Request → Output all lines exactly, with nothing added or dropped.
=== Source material ===
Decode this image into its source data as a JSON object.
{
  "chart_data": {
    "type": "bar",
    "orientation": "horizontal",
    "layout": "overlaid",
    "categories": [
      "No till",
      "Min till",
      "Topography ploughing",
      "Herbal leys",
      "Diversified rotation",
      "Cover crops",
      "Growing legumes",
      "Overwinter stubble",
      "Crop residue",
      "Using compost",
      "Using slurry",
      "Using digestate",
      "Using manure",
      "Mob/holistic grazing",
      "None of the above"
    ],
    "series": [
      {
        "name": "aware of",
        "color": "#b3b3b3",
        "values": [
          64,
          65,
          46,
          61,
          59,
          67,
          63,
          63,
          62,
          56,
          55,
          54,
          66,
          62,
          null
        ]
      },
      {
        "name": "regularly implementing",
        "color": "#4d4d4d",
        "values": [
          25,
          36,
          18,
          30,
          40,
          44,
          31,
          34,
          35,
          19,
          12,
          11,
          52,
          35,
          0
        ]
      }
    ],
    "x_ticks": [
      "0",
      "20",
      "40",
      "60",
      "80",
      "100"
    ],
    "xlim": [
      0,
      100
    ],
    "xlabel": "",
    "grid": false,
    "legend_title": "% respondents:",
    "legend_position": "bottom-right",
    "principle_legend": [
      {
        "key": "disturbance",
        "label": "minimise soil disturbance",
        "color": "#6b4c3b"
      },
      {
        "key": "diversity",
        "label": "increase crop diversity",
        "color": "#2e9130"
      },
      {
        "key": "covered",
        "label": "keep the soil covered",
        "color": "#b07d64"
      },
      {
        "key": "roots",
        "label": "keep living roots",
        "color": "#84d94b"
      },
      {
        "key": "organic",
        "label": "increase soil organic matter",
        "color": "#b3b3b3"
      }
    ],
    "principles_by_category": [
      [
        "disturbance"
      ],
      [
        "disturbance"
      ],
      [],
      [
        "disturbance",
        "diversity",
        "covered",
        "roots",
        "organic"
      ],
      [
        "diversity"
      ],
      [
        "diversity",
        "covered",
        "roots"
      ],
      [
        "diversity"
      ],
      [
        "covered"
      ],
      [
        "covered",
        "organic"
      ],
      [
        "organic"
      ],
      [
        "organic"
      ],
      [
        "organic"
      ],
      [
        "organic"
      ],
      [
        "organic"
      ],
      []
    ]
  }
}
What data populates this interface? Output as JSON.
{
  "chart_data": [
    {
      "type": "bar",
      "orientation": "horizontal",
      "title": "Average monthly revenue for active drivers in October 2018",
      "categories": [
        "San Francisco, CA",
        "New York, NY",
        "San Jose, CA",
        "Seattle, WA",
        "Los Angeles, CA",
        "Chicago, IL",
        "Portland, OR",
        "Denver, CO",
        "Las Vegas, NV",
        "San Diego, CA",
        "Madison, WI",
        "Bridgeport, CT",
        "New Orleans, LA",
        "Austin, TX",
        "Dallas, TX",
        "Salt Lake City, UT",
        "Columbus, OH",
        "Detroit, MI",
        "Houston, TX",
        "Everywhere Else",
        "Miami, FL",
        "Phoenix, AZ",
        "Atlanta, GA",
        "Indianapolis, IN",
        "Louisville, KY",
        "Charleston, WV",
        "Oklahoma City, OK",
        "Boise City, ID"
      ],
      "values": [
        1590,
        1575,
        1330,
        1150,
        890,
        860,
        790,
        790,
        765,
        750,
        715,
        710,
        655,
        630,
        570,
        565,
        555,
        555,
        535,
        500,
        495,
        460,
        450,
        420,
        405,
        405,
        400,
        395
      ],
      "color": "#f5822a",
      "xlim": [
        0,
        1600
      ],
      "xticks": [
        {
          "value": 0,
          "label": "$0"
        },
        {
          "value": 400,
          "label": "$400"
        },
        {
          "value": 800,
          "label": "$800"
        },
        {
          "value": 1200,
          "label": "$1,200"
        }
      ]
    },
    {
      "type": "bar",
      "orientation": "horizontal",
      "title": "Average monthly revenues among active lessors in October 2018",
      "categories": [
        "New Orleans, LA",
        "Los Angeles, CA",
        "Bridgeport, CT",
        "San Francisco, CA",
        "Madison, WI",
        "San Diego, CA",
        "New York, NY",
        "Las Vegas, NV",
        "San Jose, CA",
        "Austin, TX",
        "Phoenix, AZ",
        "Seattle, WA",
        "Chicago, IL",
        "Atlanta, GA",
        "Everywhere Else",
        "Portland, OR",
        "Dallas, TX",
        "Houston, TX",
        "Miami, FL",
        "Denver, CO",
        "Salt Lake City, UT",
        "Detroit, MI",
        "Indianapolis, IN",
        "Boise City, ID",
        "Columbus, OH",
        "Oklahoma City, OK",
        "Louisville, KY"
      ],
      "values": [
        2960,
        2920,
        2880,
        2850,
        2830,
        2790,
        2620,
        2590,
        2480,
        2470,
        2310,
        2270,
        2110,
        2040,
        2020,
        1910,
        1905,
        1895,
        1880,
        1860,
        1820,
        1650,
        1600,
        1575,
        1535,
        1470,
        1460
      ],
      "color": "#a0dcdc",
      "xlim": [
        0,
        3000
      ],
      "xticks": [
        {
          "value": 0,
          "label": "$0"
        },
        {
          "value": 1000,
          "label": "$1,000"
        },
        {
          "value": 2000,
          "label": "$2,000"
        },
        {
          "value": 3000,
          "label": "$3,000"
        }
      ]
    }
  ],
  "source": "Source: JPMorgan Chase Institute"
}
===
Task output →
Decode this image into its source data as a JSON object.
{
  "chart_data": {
    "type": "bar",
    "orientation": "horizontal",
    "layout": "overlaid",
    "categories": [
      "No till",
      "Min till",
      "Topography ploughing",
      "Herbal leys",
      "Diversified rotation",
      "Cover crops",
      "Growing legumes",
      "Overwinter stubble",
      "Crop residue",
      "Using compost",
      "Using slurry",
      "Using digestate",
      "Using manure",
      "Mob/holistic grazing",
      "None of the above"
    ],
    "series": [
      {
        "name": "aware of",
        "color": "#b3b3b3",
        "values": [
          64,
          65,
          46,
          61,
          59,
          67,
          63,
          63,
          62,
          56,
          55,
          54,
          66,
          62,
          null
        ]
      },
      {
        "name": "regularly implementing",
        "color": "#4d4d4d",
        "values": [
          25,
          36,
          18,
          30,
          40,
          44,
          31,
          34,
          35,
          19,
          12,
          11,
          52,
          35,
          0
        ]
      }
    ],
    "x_ticks": [
      "0",
      "20",
      "40",
      "60",
      "80",
      "100"
    ],
    "xlim": [
      0,
      100
    ],
    "xlabel": "",
    "grid": false,
    "legend_title": "% respondents:",
    "legend_position": "bottom-right",
    "principle_legend": [
      {
        "key": "disturbance",
        "label": "minimise soil disturbance",
        "color": "#6b4c3b"
      },
      {
        "key": "diversity",
        "label": "increase crop diversity",
        "color": "#2e9130"
      },
      {
        "key": "covered",
        "label": "keep the soil covered",
        "color": "#b07d64"
      },
      {
        "key": "roots",
        "label": "keep living roots",
        "color": "#84d94b"
      },
      {
        "key": "organic",
        "label": "increase soil organic matter",
        "color": "#b3b3b3"
      }
    ],
    "principles_by_category": [
      [
        "disturbance"
      ],
      [
        "disturbance"
      ],
      [],
      [
        "disturbance",
        "diversity",
        "covered",
        "roots",
        "organic"
      ],
      [
        "diversity"
      ],
      [
        "diversity",
        "covered",
        "roots"
      ],
      [
        "diversity"
      ],
      [
        "covered"
      ],
      [
        "covered",
        "organic"
      ],
      [
        "organic"
      ],
      [
        "organic"
      ],
      [
        "organic"
      ],
      [
        "organic"
      ],
      [
        "organic"
      ],
      []
    ]
  }
}
What data populates this interface? Output as JSON.
{
  "chart_data": [
    {
      "type": "bar",
      "orientation": "horizontal",
      "title": "Average monthly revenue for active drivers in October 2018",
      "categories": [
        "San Francisco, CA",
        "New York, NY",
        "San Jose, CA",
        "Seattle, WA",
        "Los Angeles, CA",
        "Chicago, IL",
        "Portland, OR",
        "Denver, CO",
        "Las Vegas, NV",
        "San Diego, CA",
        "Madison, WI",
        "Bridgeport, CT",
        "New Orleans, LA",
        "Austin, TX",
        "Dallas, TX",
        "Salt Lake City, UT",
        "Columbus, OH",
        "Detroit, MI",
        "Houston, TX",
        "Everywhere Else",
        "Miami, FL",
        "Phoenix, AZ",
        "Atlanta, GA",
        "Indianapolis, IN",
        "Louisville, KY",
        "Charleston, WV",
        "Oklahoma City, OK",
        "Boise City, ID"
      ],
      "values": [
        1590,
        1575,
        1330,
        1150,
        890,
        860,
        790,
        790,
        765,
        750,
        715,
        710,
        655,
        630,
        570,
        565,
        555,
        555,
        535,
        500,
        495,
        460,
        450,
        420,
        405,
        405,
        400,
        395
      ],
      "color": "#f5822a",
      "xlim": [
        0,
        1600
      ],
      "xticks": [
        {
          "value": 0,
          "label": "$0"
        },
        {
          "value": 400,
          "label": "$400"
        },
        {
          "value": 800,
          "label": "$800"
        },
        {
          "value": 1200,
          "label": "$1,200"
        }
      ]
    },
    {
      "type": "bar",
      "orientation": "horizontal",
      "title": "Average monthly revenues among active lessors in October 2018",
      "categories": [
        "New Orleans, LA",
        "Los Angeles, CA",
        "Bridgeport, CT",
        "San Francisco, CA",
        "Madison, WI",
        "San Diego, CA",
        "New York, NY",
        "Las Vegas, NV",
        "San Jose, CA",
        "Austin, TX",
        "Phoenix, AZ",
        "Seattle, WA",
        "Chicago, IL",
        "Atlanta, GA",
        "Everywhere Else",
        "Portland, OR",
        "Dallas, TX",
        "Houston, TX",
        "Miami, FL",
        "Denver, CO",
        "Salt Lake City, UT",
        "Detroit, MI",
        "Indianapolis, IN",
        "Boise City, ID",
        "Columbus, OH",
        "Oklahoma City, OK",
        "Louisville, KY"
      ],
      "values": [
        2960,
        2920,
        2880,
        2850,
        2830,
        2790,
        2620,
        2590,
        2480,
        2470,
        2310,
        2270,
        2110,
        2040,
        2020,
        1910,
        1905,
        1895,
        1880,
        1860,
        1820,
        1650,
        1600,
        1575,
        1535,
        1470,
        1460
      ],
      "color": "#a0dcdc",
      "xlim": [
        0,
        3000
      ],
      "xticks": [
        {
          "value": 0,
          "label": "$0"
        },
        {
          "value": 1000,
          "label": "$1,000"
        },
        {
          "value": 2000,
          "label": "$2,000"
        },
        {
          "value": 3000,
          "label": "$3,000"
        }
      ]
    }
  ],
  "source": "Source: JPMorgan Chase Institute"
}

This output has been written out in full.